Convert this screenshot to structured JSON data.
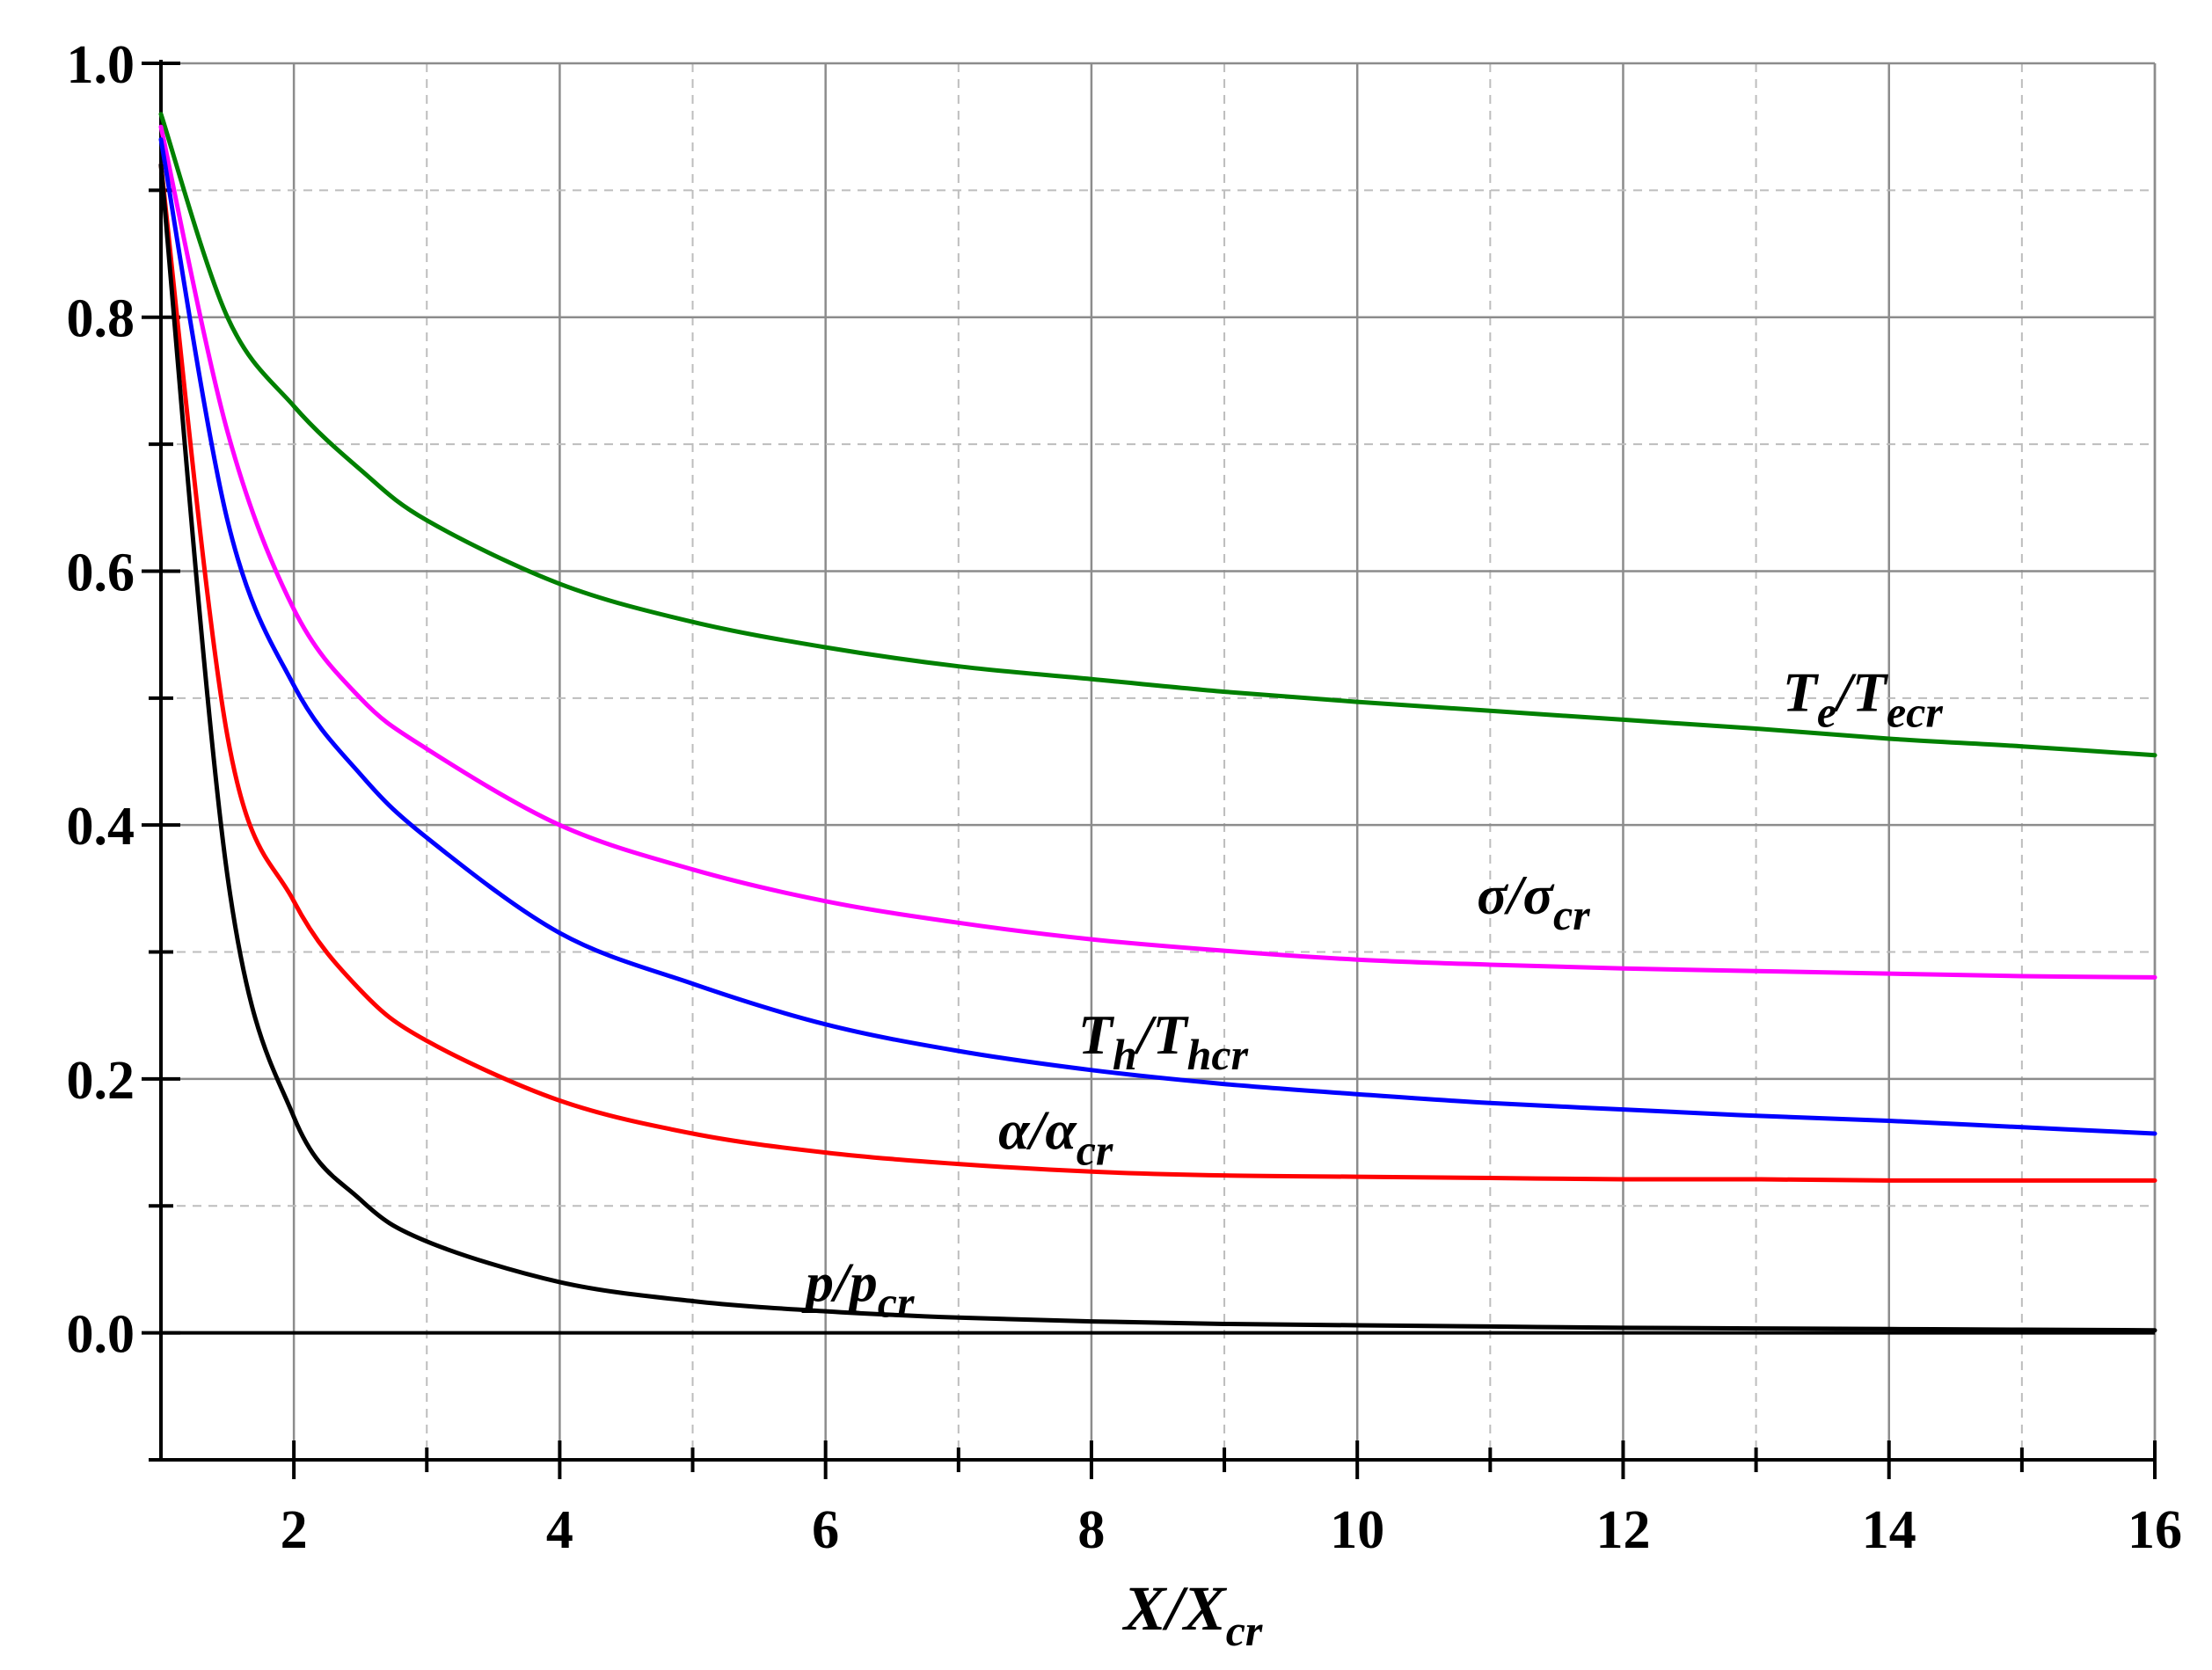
{
  "chart_data": {
    "type": "line",
    "title": "",
    "xlabel": "X/X",
    "xlabel_sub": "cr",
    "ylabel": "",
    "xlim": [
      1,
      16
    ],
    "ylim": [
      -0.1,
      1.0
    ],
    "grid": true,
    "x_ticks": [
      2,
      4,
      6,
      8,
      10,
      12,
      14,
      16
    ],
    "x_tick_labels": [
      "2",
      "4",
      "6",
      "8",
      "10",
      "12",
      "14",
      "16"
    ],
    "y_ticks": [
      0.0,
      0.2,
      0.4,
      0.6,
      0.8,
      1.0
    ],
    "y_tick_labels": [
      "0.0",
      "0.2",
      "0.4",
      "0.6",
      "0.8",
      "1.0"
    ],
    "x": [
      1,
      1.5,
      2,
      2.5,
      3,
      4,
      5,
      6,
      7,
      8,
      9,
      10,
      11,
      12,
      13,
      14,
      15,
      16
    ],
    "series": [
      {
        "name": "Te/Tecr",
        "label_main": "T",
        "label_sub1": "e",
        "label_mid": "/T",
        "label_sub2": "ecr",
        "label_at": [
          13.2,
          0.49
        ],
        "color": "#008000",
        "values": [
          0.96,
          0.8,
          0.73,
          0.68,
          0.64,
          0.59,
          0.56,
          0.54,
          0.525,
          0.515,
          0.505,
          0.497,
          0.49,
          0.483,
          0.476,
          0.468,
          0.462,
          0.455
        ]
      },
      {
        "name": "σ/σcr",
        "label_main": "σ/σ",
        "label_sub1": "",
        "label_mid": "",
        "label_sub2": "cr",
        "label_at": [
          10.9,
          0.33
        ],
        "color": "#ff00ff",
        "values": [
          0.95,
          0.71,
          0.57,
          0.5,
          0.46,
          0.4,
          0.365,
          0.34,
          0.323,
          0.31,
          0.301,
          0.294,
          0.29,
          0.287,
          0.285,
          0.283,
          0.281,
          0.28
        ]
      },
      {
        "name": "Th/Thcr",
        "label_main": "T",
        "label_sub1": "h",
        "label_mid": "/T",
        "label_sub2": "hcr",
        "label_at": [
          7.9,
          0.22
        ],
        "color": "#0000ff",
        "values": [
          0.94,
          0.64,
          0.51,
          0.44,
          0.39,
          0.315,
          0.275,
          0.243,
          0.222,
          0.207,
          0.196,
          0.188,
          0.181,
          0.176,
          0.171,
          0.167,
          0.162,
          0.157
        ]
      },
      {
        "name": "α/αcr",
        "label_main": "α/α",
        "label_sub1": "",
        "label_mid": "",
        "label_sub2": "cr",
        "label_at": [
          7.3,
          0.145
        ],
        "color": "#ff0000",
        "values": [
          0.92,
          0.47,
          0.34,
          0.27,
          0.23,
          0.183,
          0.157,
          0.142,
          0.133,
          0.127,
          0.124,
          0.123,
          0.122,
          0.121,
          0.121,
          0.12,
          0.12,
          0.12
        ]
      },
      {
        "name": "p/pcr",
        "label_main": "p/p",
        "label_sub1": "",
        "label_mid": "",
        "label_sub2": "cr",
        "label_at": [
          5.85,
          0.025
        ],
        "color": "#000000",
        "values": [
          0.92,
          0.36,
          0.17,
          0.105,
          0.072,
          0.04,
          0.025,
          0.017,
          0.012,
          0.009,
          0.007,
          0.006,
          0.005,
          0.004,
          0.0035,
          0.003,
          0.0025,
          0.002
        ]
      }
    ]
  }
}
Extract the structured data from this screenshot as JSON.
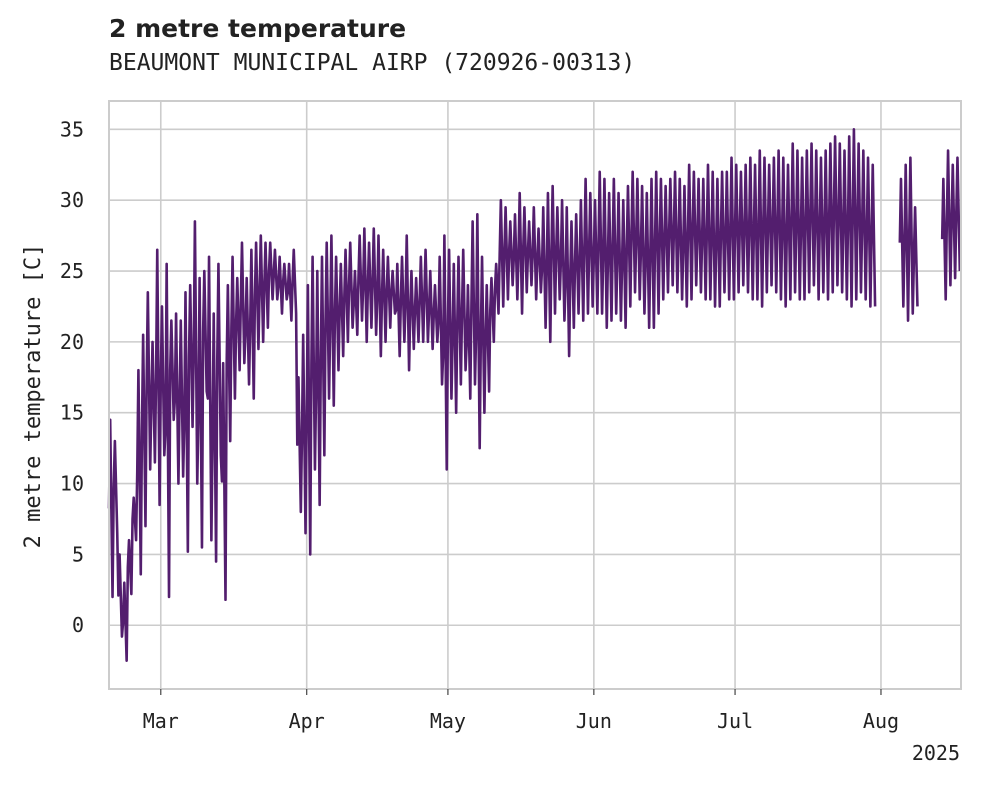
{
  "chart_data": {
    "type": "line",
    "title": "2 metre temperature",
    "subtitle": "BEAUMONT MUNICIPAL AIRP (720926-00313)",
    "xlabel": "",
    "ylabel": "2 metre temperature [C]",
    "ylim": [
      -4.5,
      37
    ],
    "xlim": [
      "2025-02-18",
      "2025-08-18"
    ],
    "x_ticks": [
      "2025-03-01",
      "2025-04-01",
      "2025-05-01",
      "2025-06-01",
      "2025-07-01",
      "2025-08-01"
    ],
    "x_tick_labels": [
      "Mar",
      "Apr",
      "May",
      "Jun",
      "Jul",
      "Aug"
    ],
    "x_offset_label": "2025",
    "y_ticks": [
      0,
      5,
      10,
      15,
      20,
      25,
      30,
      35
    ],
    "grid": true,
    "colors": {
      "line": "#531e6e",
      "grid": "#cccccc",
      "frame": "#cccccc"
    },
    "series": [
      {
        "name": "",
        "segments": [
          {
            "x": [
              "2025-02-18",
              "2025-02-19",
              "2025-02-20",
              "2025-02-21",
              "2025-02-22",
              "2025-02-23",
              "2025-02-24",
              "2025-02-25",
              "2025-02-26",
              "2025-02-27",
              "2025-02-28",
              "2025-03-01",
              "2025-03-02",
              "2025-03-03",
              "2025-03-04",
              "2025-03-05",
              "2025-03-06",
              "2025-03-07",
              "2025-03-08",
              "2025-03-09",
              "2025-03-10",
              "2025-03-11",
              "2025-03-12",
              "2025-03-13",
              "2025-03-14",
              "2025-03-15",
              "2025-03-16",
              "2025-03-17",
              "2025-03-18",
              "2025-03-19",
              "2025-03-20",
              "2025-03-21",
              "2025-03-22",
              "2025-03-23",
              "2025-03-24",
              "2025-03-25",
              "2025-03-26",
              "2025-03-27",
              "2025-03-28",
              "2025-03-29",
              "2025-03-30",
              "2025-03-31",
              "2025-04-01",
              "2025-04-02",
              "2025-04-03",
              "2025-04-04",
              "2025-04-05",
              "2025-04-06",
              "2025-04-07",
              "2025-04-08",
              "2025-04-09",
              "2025-04-10",
              "2025-04-11",
              "2025-04-12",
              "2025-04-13",
              "2025-04-14",
              "2025-04-15",
              "2025-04-16",
              "2025-04-17",
              "2025-04-18",
              "2025-04-19",
              "2025-04-20",
              "2025-04-21",
              "2025-04-22",
              "2025-04-23",
              "2025-04-24",
              "2025-04-25",
              "2025-04-26",
              "2025-04-27",
              "2025-04-28",
              "2025-04-29",
              "2025-04-30",
              "2025-05-01",
              "2025-05-02",
              "2025-05-03",
              "2025-05-04",
              "2025-05-05",
              "2025-05-06",
              "2025-05-07",
              "2025-05-08",
              "2025-05-09",
              "2025-05-10",
              "2025-05-11",
              "2025-05-12",
              "2025-05-13",
              "2025-05-14",
              "2025-05-15",
              "2025-05-16",
              "2025-05-17",
              "2025-05-18",
              "2025-05-19",
              "2025-05-20",
              "2025-05-21",
              "2025-05-22",
              "2025-05-23",
              "2025-05-24",
              "2025-05-25",
              "2025-05-26",
              "2025-05-27",
              "2025-05-28",
              "2025-05-29",
              "2025-05-30",
              "2025-05-31",
              "2025-06-01",
              "2025-06-02",
              "2025-06-03",
              "2025-06-04",
              "2025-06-05",
              "2025-06-06",
              "2025-06-07",
              "2025-06-08",
              "2025-06-09",
              "2025-06-10",
              "2025-06-11",
              "2025-06-12",
              "2025-06-13",
              "2025-06-14",
              "2025-06-15",
              "2025-06-16",
              "2025-06-17",
              "2025-06-18",
              "2025-06-19",
              "2025-06-20",
              "2025-06-21",
              "2025-06-22",
              "2025-06-23",
              "2025-06-24",
              "2025-06-25",
              "2025-06-26",
              "2025-06-27",
              "2025-06-28",
              "2025-06-29",
              "2025-06-30",
              "2025-07-01",
              "2025-07-02",
              "2025-07-03",
              "2025-07-04",
              "2025-07-05",
              "2025-07-06",
              "2025-07-07",
              "2025-07-08",
              "2025-07-09",
              "2025-07-10",
              "2025-07-11",
              "2025-07-12",
              "2025-07-13",
              "2025-07-14",
              "2025-07-15",
              "2025-07-16",
              "2025-07-17",
              "2025-07-18",
              "2025-07-19",
              "2025-07-20",
              "2025-07-21",
              "2025-07-22",
              "2025-07-23",
              "2025-07-24",
              "2025-07-25",
              "2025-07-26",
              "2025-07-27",
              "2025-07-28",
              "2025-07-29",
              "2025-07-30",
              "2025-07-31",
              "2025-08-01"
            ],
            "min": [
              2.0,
              6.5,
              -0.8,
              -2.5,
              2.2,
              6.0,
              3.6,
              7.0,
              11.0,
              11.5,
              8.5,
              12.0,
              2.0,
              14.5,
              10.0,
              10.5,
              5.2,
              14.0,
              10.0,
              5.5,
              16.5,
              6.0,
              4.5,
              12.0,
              1.8,
              13.0,
              16.0,
              18.0,
              18.5,
              17.0,
              16.0,
              19.5,
              20.0,
              21.0,
              23.0,
              23.0,
              22.0,
              23.0,
              21.5,
              22.0,
              8.0,
              6.5,
              5.0,
              11.0,
              8.5,
              12.0,
              16.0,
              15.5,
              18.0,
              19.0,
              20.0,
              21.0,
              20.5,
              21.5,
              20.0,
              21.0,
              20.5,
              19.0,
              20.0,
              21.0,
              22.0,
              19.0,
              20.0,
              18.0,
              19.5,
              20.0,
              20.0,
              20.0,
              19.5,
              20.0,
              17.0,
              11.0,
              16.0,
              15.0,
              17.0,
              18.0,
              16.0,
              17.0,
              12.5,
              15.0,
              16.5,
              20.0,
              22.0,
              22.5,
              23.0,
              24.0,
              23.0,
              22.0,
              23.5,
              24.0,
              23.0,
              23.5,
              21.0,
              20.0,
              22.0,
              23.0,
              21.5,
              19.0,
              21.0,
              22.0,
              21.5,
              22.0,
              22.5,
              22.0,
              22.0,
              21.0,
              21.5,
              22.0,
              21.5,
              21.0,
              22.5,
              23.5,
              23.0,
              22.0,
              21.0,
              21.0,
              22.0,
              23.0,
              23.5,
              24.0,
              23.5,
              23.0,
              22.5,
              23.0,
              24.0,
              23.5,
              23.0,
              23.0,
              22.5,
              22.5,
              23.5,
              23.0,
              23.0,
              23.5,
              24.0,
              23.5,
              23.0,
              23.0,
              22.5,
              23.5,
              24.0,
              23.5,
              23.0,
              22.5,
              23.0,
              23.5,
              23.0,
              23.0,
              23.5,
              24.0,
              23.0,
              23.5,
              23.0,
              23.5,
              24.0,
              23.5,
              23.0,
              22.5,
              23.0,
              23.5,
              23.0,
              22.5,
              22.5
            ],
            "max": [
              14.5,
              13.0,
              5.0,
              3.0,
              6.0,
              9.0,
              18.0,
              20.5,
              23.5,
              20.0,
              26.5,
              22.5,
              25.5,
              21.5,
              22.0,
              21.5,
              23.5,
              24.0,
              28.5,
              24.5,
              25.0,
              26.0,
              22.0,
              25.5,
              18.5,
              24.0,
              26.0,
              24.5,
              27.0,
              24.5,
              26.5,
              27.0,
              27.5,
              27.0,
              27.0,
              26.5,
              26.0,
              25.5,
              25.5,
              26.5,
              17.5,
              20.5,
              24.0,
              26.0,
              25.0,
              26.0,
              27.0,
              27.5,
              26.0,
              25.5,
              26.5,
              27.0,
              25.0,
              27.5,
              28.0,
              27.0,
              28.0,
              27.5,
              26.5,
              26.0,
              25.0,
              25.5,
              26.0,
              27.5,
              25.0,
              24.5,
              26.0,
              26.5,
              25.0,
              24.0,
              26.0,
              27.5,
              26.5,
              25.5,
              26.0,
              26.5,
              24.0,
              28.5,
              29.0,
              26.0,
              24.0,
              24.5,
              25.5,
              30.0,
              29.5,
              28.5,
              29.0,
              30.5,
              29.5,
              28.5,
              29.5,
              28.0,
              29.5,
              30.5,
              31.0,
              29.5,
              30.0,
              29.5,
              28.5,
              29.0,
              30.0,
              31.5,
              30.5,
              30.0,
              32.0,
              31.5,
              30.5,
              31.5,
              30.5,
              30.0,
              31.0,
              32.0,
              31.5,
              31.0,
              30.5,
              31.5,
              32.0,
              31.5,
              31.0,
              31.5,
              32.0,
              31.5,
              31.0,
              32.5,
              32.0,
              31.5,
              31.5,
              32.5,
              32.0,
              31.5,
              32.0,
              32.0,
              33.0,
              32.5,
              32.0,
              32.5,
              33.0,
              32.5,
              33.5,
              33.0,
              32.5,
              33.0,
              33.5,
              33.0,
              32.5,
              34.0,
              33.5,
              33.0,
              33.5,
              34.0,
              33.5,
              33.0,
              33.5,
              34.0,
              34.5,
              34.0,
              33.5,
              34.5,
              35.0,
              34.0,
              33.5,
              33.0,
              32.5
            ]
          },
          {
            "x": [
              "2025-08-05",
              "2025-08-06",
              "2025-08-07",
              "2025-08-08"
            ],
            "min": [
              22.5,
              21.5,
              22.0,
              22.5
            ],
            "max": [
              31.5,
              32.5,
              33.0,
              29.5
            ]
          },
          {
            "x": [
              "2025-08-14",
              "2025-08-15",
              "2025-08-16",
              "2025-08-17"
            ],
            "min": [
              23.0,
              24.0,
              24.5,
              25.0
            ],
            "max": [
              31.5,
              33.5,
              32.5,
              33.0
            ]
          }
        ]
      }
    ]
  }
}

---------------

In the entries above, identify every line with the word "JSON". Copy those lines.

**Output for this task:**
Convert this screenshot to structured JSON data.
Extract the structured data from this screenshot as JSON.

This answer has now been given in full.